Task brief: Please quote the material exactly, every line of it.

Provided information:
==*==

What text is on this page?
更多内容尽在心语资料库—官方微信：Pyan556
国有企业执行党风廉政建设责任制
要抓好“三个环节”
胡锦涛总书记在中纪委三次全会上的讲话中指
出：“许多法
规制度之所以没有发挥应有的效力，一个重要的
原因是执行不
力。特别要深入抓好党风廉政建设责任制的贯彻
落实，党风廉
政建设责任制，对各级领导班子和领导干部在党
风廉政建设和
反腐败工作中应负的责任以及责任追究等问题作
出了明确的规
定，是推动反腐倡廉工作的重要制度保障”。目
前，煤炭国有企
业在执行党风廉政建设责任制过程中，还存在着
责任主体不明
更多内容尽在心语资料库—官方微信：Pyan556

==*==

Finished answer:
What text is on this page?
更多内容尽在心语资料库—官方微信：Pyan556
国有企业执行党风廉政建设责任制
要抓好“三个环节”
胡锦涛总书记在中纪委三次全会上的讲话中指
出：“许多法
规制度之所以没有发挥应有的效力，一个重要的
原因是执行不
力。特别要深入抓好党风廉政建设责任制的贯彻
落实，党风廉
政建设责任制，对各级领导班子和领导干部在党
风廉政建设和
反腐败工作中应负的责任以及责任追究等问题作
出了明确的规
定，是推动反腐倡廉工作的重要制度保障”。目
前，煤炭国有企
业在执行党风廉政建设责任制过程中，还存在着
责任主体不明
更多内容尽在心语资料库—官方微信：Pyan556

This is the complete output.